TASK DIRECTIONS: Locate all lines with the word "marker" and copy them out.
━━━ DATA PROVIDED ━━━
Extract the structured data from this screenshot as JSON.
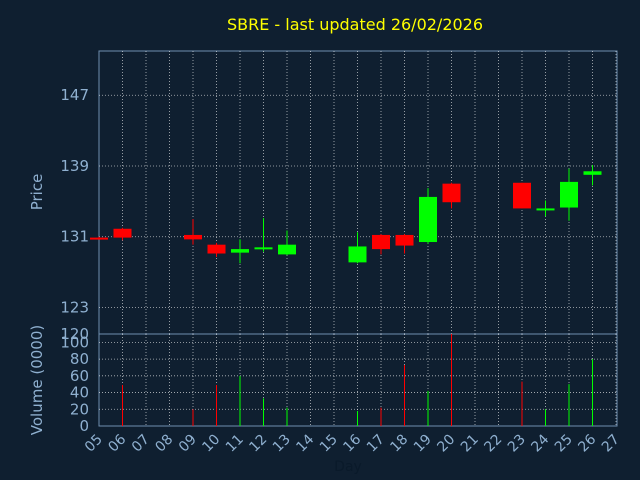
{
  "chart_data": [
    {
      "type": "candlestick",
      "title": "SBRE - last updated 26/02/2026",
      "ylabel": "Price",
      "ylim": [
        120,
        152
      ],
      "yticks": [
        120,
        123,
        131,
        139,
        147
      ],
      "grid": true,
      "colors": {
        "up": "#00ff00",
        "down": "#ff0000",
        "title": "#ffff00",
        "axis_text": "#8fb0d0",
        "background": "#0f1f30",
        "grid": "#ffffff"
      },
      "candles": [
        {
          "day": "05",
          "open": 130.9,
          "high": 131.0,
          "low": 130.8,
          "close": 130.8
        },
        {
          "day": "06",
          "open": 131.9,
          "high": 132.0,
          "low": 130.6,
          "close": 130.9
        },
        {
          "day": "09",
          "open": 131.2,
          "high": 133.0,
          "low": 130.1,
          "close": 130.7
        },
        {
          "day": "10",
          "open": 130.1,
          "high": 130.3,
          "low": 128.7,
          "close": 129.1
        },
        {
          "day": "11",
          "open": 129.2,
          "high": 130.7,
          "low": 128.0,
          "close": 129.6
        },
        {
          "day": "12",
          "open": 129.6,
          "high": 133.1,
          "low": 129.3,
          "close": 129.8
        },
        {
          "day": "13",
          "open": 129.0,
          "high": 131.7,
          "low": 128.9,
          "close": 130.1
        },
        {
          "day": "16",
          "open": 128.1,
          "high": 131.5,
          "low": 128.0,
          "close": 129.9
        },
        {
          "day": "17",
          "open": 131.2,
          "high": 131.3,
          "low": 129.0,
          "close": 129.6
        },
        {
          "day": "18",
          "open": 131.2,
          "high": 131.3,
          "low": 129.1,
          "close": 130.0
        },
        {
          "day": "19",
          "open": 130.4,
          "high": 136.5,
          "low": 130.2,
          "close": 135.5
        },
        {
          "day": "20",
          "open": 137.0,
          "high": 137.1,
          "low": 134.2,
          "close": 134.9
        },
        {
          "day": "23",
          "open": 137.1,
          "high": 137.1,
          "low": 134.2,
          "close": 134.2
        },
        {
          "day": "24",
          "open": 134.0,
          "high": 135.1,
          "low": 133.3,
          "close": 134.2
        },
        {
          "day": "25",
          "open": 134.3,
          "high": 138.7,
          "low": 132.8,
          "close": 137.2
        },
        {
          "day": "26",
          "open": 138.0,
          "high": 139.1,
          "low": 136.8,
          "close": 138.4
        }
      ]
    },
    {
      "type": "bar",
      "ylabel": "Volume (0000)",
      "xlabel": "Day",
      "ylim": [
        0,
        110
      ],
      "yticks": [
        0,
        20,
        40,
        60,
        80,
        100
      ],
      "categories": [
        "05",
        "06",
        "07",
        "08",
        "09",
        "10",
        "11",
        "12",
        "13",
        "14",
        "15",
        "16",
        "17",
        "18",
        "19",
        "20",
        "21",
        "22",
        "23",
        "24",
        "25",
        "26",
        "27"
      ],
      "values": [
        {
          "day": "06",
          "value": 49,
          "direction": "down"
        },
        {
          "day": "09",
          "value": 20,
          "direction": "down"
        },
        {
          "day": "10",
          "value": 49,
          "direction": "down"
        },
        {
          "day": "11",
          "value": 60,
          "direction": "up"
        },
        {
          "day": "12",
          "value": 33,
          "direction": "up"
        },
        {
          "day": "13",
          "value": 22,
          "direction": "up"
        },
        {
          "day": "16",
          "value": 18,
          "direction": "up"
        },
        {
          "day": "17",
          "value": 22,
          "direction": "down"
        },
        {
          "day": "18",
          "value": 73,
          "direction": "down"
        },
        {
          "day": "19",
          "value": 42,
          "direction": "up"
        },
        {
          "day": "20",
          "value": 110,
          "direction": "down"
        },
        {
          "day": "23",
          "value": 53,
          "direction": "down"
        },
        {
          "day": "24",
          "value": 20,
          "direction": "up"
        },
        {
          "day": "25",
          "value": 50,
          "direction": "up"
        },
        {
          "day": "26",
          "value": 80,
          "direction": "up"
        }
      ]
    }
  ]
}
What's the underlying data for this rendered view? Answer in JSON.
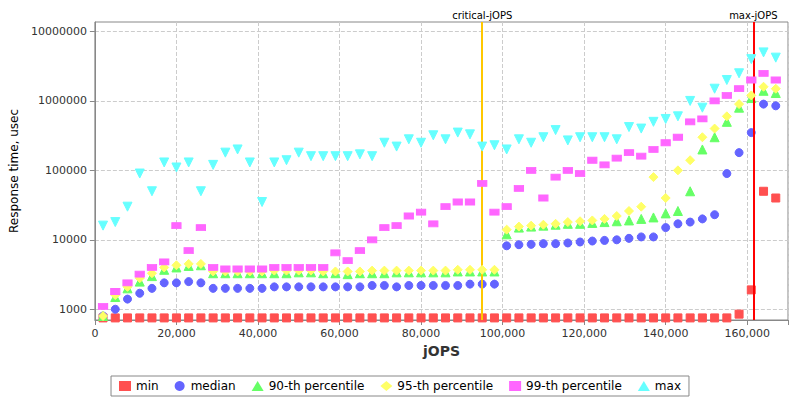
{
  "chart_data": {
    "type": "scatter",
    "xlabel": "jOPS",
    "ylabel": "Response time, usec",
    "log": "y",
    "grid": true,
    "legend": "bottom",
    "xlim": [
      0,
      170000
    ],
    "xticks": [
      0,
      {
        "value": 20000,
        "label": "20,000"
      },
      {
        "value": 40000,
        "label": "40,000"
      },
      {
        "value": 60000,
        "label": "60,000"
      },
      {
        "value": 80000,
        "label": "80,000"
      },
      {
        "value": 100000,
        "label": "100,000"
      },
      {
        "value": 120000,
        "label": "120,000"
      },
      {
        "value": 140000,
        "label": "140,000"
      },
      {
        "value": 160000,
        "label": "160,000"
      }
    ],
    "ylim": [
      700,
      13700000
    ],
    "yticks": [
      1000,
      10000,
      100000,
      1000000,
      10000000
    ],
    "annotations": [
      {
        "label": "critical-jOPS",
        "x": 95000,
        "color": "#ffc800"
      },
      {
        "label": "max-jOPS",
        "x": 161500,
        "color": "#ff0000"
      }
    ],
    "x": [
      2000,
      5000,
      8000,
      11000,
      14000,
      17000,
      20000,
      23000,
      26000,
      29000,
      32000,
      35000,
      38000,
      41000,
      44000,
      47000,
      50000,
      53000,
      56000,
      59000,
      62000,
      65000,
      68000,
      71000,
      74000,
      77000,
      80000,
      83000,
      86000,
      89000,
      92000,
      95000,
      98000,
      101000,
      104000,
      107000,
      110000,
      113000,
      116000,
      119000,
      122000,
      125000,
      128000,
      131000,
      134000,
      137000,
      140000,
      143000,
      146000,
      149000,
      152000,
      155000,
      158000,
      161000,
      164000,
      167000
    ],
    "series": [
      {
        "name": "min",
        "color": "#ff5050",
        "marker": "square",
        "values": [
          750,
          750,
          750,
          750,
          750,
          750,
          750,
          750,
          750,
          750,
          750,
          750,
          750,
          750,
          750,
          750,
          750,
          750,
          750,
          750,
          750,
          750,
          750,
          750,
          750,
          750,
          750,
          750,
          750,
          750,
          750,
          750,
          750,
          750,
          750,
          750,
          750,
          750,
          750,
          750,
          750,
          750,
          750,
          750,
          750,
          750,
          750,
          750,
          750,
          750,
          750,
          750,
          850,
          1900,
          50000,
          40000
        ]
      },
      {
        "name": "median",
        "color": "#6464ff",
        "marker": "circle",
        "values": [
          800,
          1000,
          1400,
          1700,
          2000,
          2400,
          2400,
          2500,
          2400,
          2000,
          2000,
          2000,
          2000,
          2000,
          2100,
          2100,
          2100,
          2100,
          2100,
          2100,
          2100,
          2100,
          2200,
          2200,
          2100,
          2200,
          2200,
          2200,
          2200,
          2200,
          2300,
          2300,
          2300,
          8200,
          8500,
          8600,
          8800,
          8800,
          9000,
          9300,
          9600,
          9800,
          10000,
          10500,
          11000,
          11000,
          15000,
          17000,
          18000,
          20000,
          23000,
          90000,
          180000,
          350000,
          900000,
          850000
        ]
      },
      {
        "name": "90-th percentile",
        "color": "#66ff66",
        "marker": "triangle",
        "values": [
          800,
          1500,
          2000,
          2500,
          3000,
          3700,
          4000,
          4200,
          4300,
          3300,
          3300,
          3300,
          3300,
          3300,
          3300,
          3300,
          3400,
          3400,
          3300,
          3300,
          3200,
          3300,
          3300,
          3300,
          3400,
          3400,
          3400,
          3400,
          3400,
          3500,
          3500,
          3500,
          3500,
          12000,
          15000,
          15500,
          16000,
          16500,
          17000,
          17000,
          17500,
          18000,
          18500,
          19000,
          20000,
          21000,
          24000,
          26000,
          50000,
          200000,
          300000,
          500000,
          800000,
          1100000,
          1400000,
          1300000
        ]
      },
      {
        "name": "95-th percentile",
        "color": "#ffff66",
        "marker": "diamond",
        "values": [
          800,
          1600,
          2100,
          2800,
          3300,
          4000,
          4300,
          4500,
          4500,
          3500,
          3500,
          3500,
          3500,
          3500,
          3600,
          3600,
          3600,
          3600,
          3500,
          3500,
          3500,
          3500,
          3600,
          3600,
          3600,
          3600,
          3600,
          3600,
          3600,
          3700,
          3700,
          3700,
          3700,
          14000,
          15500,
          16000,
          16500,
          17000,
          18000,
          18500,
          19000,
          20000,
          22000,
          26000,
          30000,
          80000,
          40000,
          100000,
          140000,
          300000,
          400000,
          600000,
          900000,
          1200000,
          1600000,
          1500000
        ]
      },
      {
        "name": "99-th percentile",
        "color": "#ff66ff",
        "marker": "rect",
        "values": [
          1100,
          1800,
          2400,
          3200,
          4000,
          4800,
          16000,
          7000,
          15000,
          4000,
          3800,
          3800,
          3800,
          3800,
          4000,
          4000,
          4000,
          4000,
          4000,
          6500,
          5000,
          7000,
          10000,
          15000,
          16000,
          22000,
          25000,
          17000,
          30000,
          35000,
          35000,
          65000,
          25000,
          30000,
          55000,
          100000,
          40000,
          80000,
          100000,
          90000,
          140000,
          120000,
          150000,
          180000,
          160000,
          200000,
          250000,
          300000,
          500000,
          550000,
          1000000,
          1200000,
          1500000,
          2000000,
          2500000,
          2000000
        ]
      },
      {
        "name": "max",
        "color": "#66ffff",
        "marker": "triangle-down",
        "values": [
          16000,
          18000,
          30000,
          90000,
          50000,
          130000,
          110000,
          130000,
          50000,
          120000,
          180000,
          200000,
          130000,
          35000,
          130000,
          140000,
          180000,
          160000,
          160000,
          160000,
          160000,
          170000,
          160000,
          250000,
          220000,
          280000,
          250000,
          320000,
          280000,
          350000,
          330000,
          220000,
          230000,
          200000,
          280000,
          250000,
          300000,
          380000,
          270000,
          300000,
          300000,
          300000,
          280000,
          420000,
          400000,
          500000,
          550000,
          600000,
          1000000,
          800000,
          1500000,
          2000000,
          2500000,
          4000000,
          5000000,
          4200000
        ]
      }
    ]
  }
}
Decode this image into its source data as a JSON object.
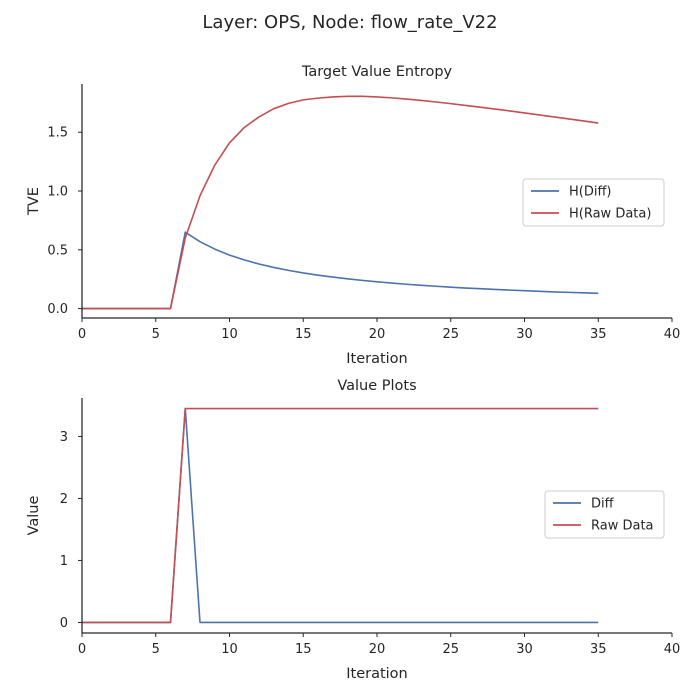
{
  "suptitle": "Layer: OPS, Node: flow_rate_V22",
  "colors": {
    "diff": "#4c72b0",
    "raw": "#c44e52",
    "text": "#262626"
  },
  "chart_data": [
    {
      "type": "line",
      "title": "Target Value Entropy",
      "xlabel": "Iteration",
      "ylabel": "TVE",
      "xlim": [
        0,
        40
      ],
      "ylim": [
        -0.08,
        1.91
      ],
      "xticks": [
        0,
        5,
        10,
        15,
        20,
        25,
        30,
        35,
        40
      ],
      "yticks": [
        0.0,
        0.5,
        1.0,
        1.5
      ],
      "ytick_labels": [
        "0.0",
        "0.5",
        "1.0",
        "1.5"
      ],
      "grid": false,
      "legend_placement": "center-right",
      "series": [
        {
          "name": "H(Diff)",
          "color": "#4c72b0",
          "x": [
            0,
            1,
            2,
            3,
            4,
            5,
            6,
            7,
            8,
            9,
            10,
            11,
            12,
            13,
            14,
            15,
            16,
            17,
            18,
            19,
            20,
            21,
            22,
            23,
            24,
            25,
            26,
            27,
            28,
            29,
            30,
            31,
            32,
            33,
            34,
            35
          ],
          "y": [
            0,
            0,
            0,
            0,
            0,
            0,
            0,
            0.65,
            0.569,
            0.506,
            0.455,
            0.414,
            0.379,
            0.35,
            0.325,
            0.303,
            0.284,
            0.268,
            0.253,
            0.24,
            0.228,
            0.217,
            0.207,
            0.198,
            0.19,
            0.182,
            0.175,
            0.169,
            0.163,
            0.157,
            0.152,
            0.147,
            0.142,
            0.138,
            0.134,
            0.13
          ]
        },
        {
          "name": "H(Raw Data)",
          "color": "#c44e52",
          "x": [
            0,
            1,
            2,
            3,
            4,
            5,
            6,
            7,
            8,
            9,
            10,
            11,
            12,
            13,
            14,
            15,
            16,
            17,
            18,
            19,
            20,
            21,
            22,
            23,
            24,
            25,
            26,
            27,
            28,
            29,
            30,
            31,
            32,
            33,
            34,
            35
          ],
          "y": [
            0,
            0,
            0,
            0,
            0,
            0,
            0,
            0.6,
            0.96,
            1.22,
            1.41,
            1.54,
            1.63,
            1.7,
            1.745,
            1.775,
            1.79,
            1.8,
            1.805,
            1.805,
            1.8,
            1.792,
            1.782,
            1.77,
            1.757,
            1.743,
            1.728,
            1.713,
            1.697,
            1.681,
            1.664,
            1.647,
            1.63,
            1.613,
            1.596,
            1.578
          ]
        }
      ]
    },
    {
      "type": "line",
      "title": "Value Plots",
      "xlabel": "Iteration",
      "ylabel": "Value",
      "xlim": [
        0,
        40
      ],
      "ylim": [
        -0.17,
        3.62
      ],
      "xticks": [
        0,
        5,
        10,
        15,
        20,
        25,
        30,
        35,
        40
      ],
      "yticks": [
        0,
        1,
        2,
        3
      ],
      "ytick_labels": [
        "0",
        "1",
        "2",
        "3"
      ],
      "grid": false,
      "legend_placement": "center-right",
      "series": [
        {
          "name": "Diff",
          "color": "#4c72b0",
          "x": [
            0,
            1,
            2,
            3,
            4,
            5,
            6,
            7,
            8,
            9,
            10,
            11,
            12,
            13,
            14,
            15,
            16,
            17,
            18,
            19,
            20,
            21,
            22,
            23,
            24,
            25,
            26,
            27,
            28,
            29,
            30,
            31,
            32,
            33,
            34,
            35
          ],
          "y": [
            0,
            0,
            0,
            0,
            0,
            0,
            0,
            3.45,
            0,
            0,
            0,
            0,
            0,
            0,
            0,
            0,
            0,
            0,
            0,
            0,
            0,
            0,
            0,
            0,
            0,
            0,
            0,
            0,
            0,
            0,
            0,
            0,
            0,
            0,
            0,
            0
          ]
        },
        {
          "name": "Raw Data",
          "color": "#c44e52",
          "x": [
            0,
            1,
            2,
            3,
            4,
            5,
            6,
            7,
            8,
            9,
            10,
            11,
            12,
            13,
            14,
            15,
            16,
            17,
            18,
            19,
            20,
            21,
            22,
            23,
            24,
            25,
            26,
            27,
            28,
            29,
            30,
            31,
            32,
            33,
            34,
            35
          ],
          "y": [
            0,
            0,
            0,
            0,
            0,
            0,
            0,
            3.45,
            3.45,
            3.45,
            3.45,
            3.45,
            3.45,
            3.45,
            3.45,
            3.45,
            3.45,
            3.45,
            3.45,
            3.45,
            3.45,
            3.45,
            3.45,
            3.45,
            3.45,
            3.45,
            3.45,
            3.45,
            3.45,
            3.45,
            3.45,
            3.45,
            3.45,
            3.45,
            3.45,
            3.45
          ]
        }
      ]
    }
  ]
}
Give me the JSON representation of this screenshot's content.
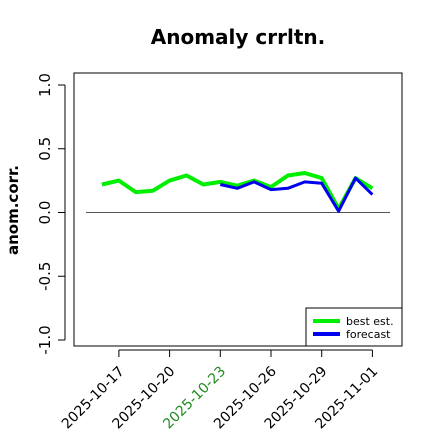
{
  "chart_data": {
    "type": "line",
    "title": "Anomaly crrltn.",
    "xlabel": "",
    "ylabel": "anom.corr.",
    "ylim": [
      -1.0,
      1.0
    ],
    "y_ticks": [
      "-1.0",
      "-0.5",
      "0.0",
      "0.5",
      "1.0"
    ],
    "y_tick_values": [
      -1.0,
      -0.5,
      0.0,
      0.5,
      1.0
    ],
    "x_ticks": [
      "2025-10-17",
      "2025-10-20",
      "2025-10-23",
      "2025-10-26",
      "2025-10-29",
      "2025-11-01"
    ],
    "x_tick_colors": [
      "#000000",
      "#000000",
      "#228B22",
      "#000000",
      "#000000",
      "#000000"
    ],
    "x": [
      "2025-10-16",
      "2025-10-17",
      "2025-10-18",
      "2025-10-19",
      "2025-10-20",
      "2025-10-21",
      "2025-10-22",
      "2025-10-23",
      "2025-10-24",
      "2025-10-25",
      "2025-10-26",
      "2025-10-27",
      "2025-10-28",
      "2025-10-29",
      "2025-10-30",
      "2025-10-31",
      "2025-11-01"
    ],
    "reference_line": 0.0,
    "grid": false,
    "legend_position": "bottom-right",
    "series": [
      {
        "name": "best est.",
        "color": "#00ee00",
        "values": [
          0.22,
          0.25,
          0.16,
          0.17,
          0.25,
          0.29,
          0.22,
          0.24,
          0.21,
          0.25,
          0.2,
          0.29,
          0.31,
          0.27,
          0.03,
          0.27,
          0.19
        ]
      },
      {
        "name": "forecast",
        "color": "#0000ee",
        "values": [
          null,
          null,
          null,
          null,
          null,
          null,
          null,
          0.22,
          0.19,
          0.24,
          0.18,
          0.19,
          0.24,
          0.23,
          0.01,
          0.27,
          0.14
        ]
      }
    ]
  }
}
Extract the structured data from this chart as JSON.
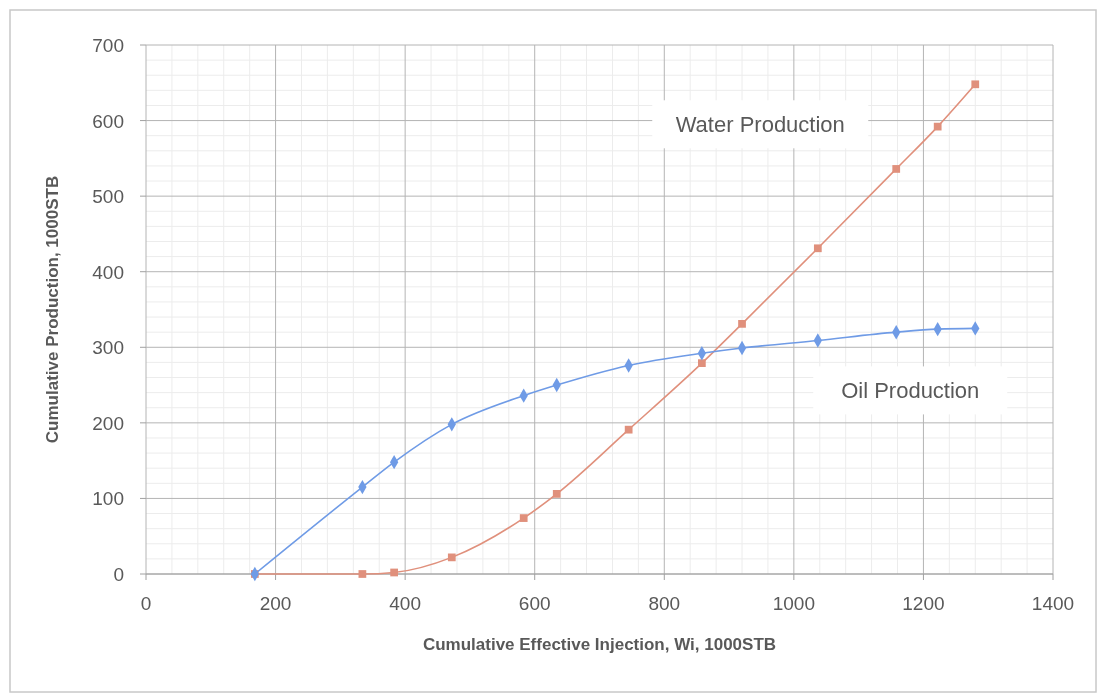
━━━
TASK OUTPUT:
        "marker": "square",
        "marker": "circle",
        "marker": "triangle",
        "marker": "diamond",
        "marker": "rect",
        "marker": "triangle-down",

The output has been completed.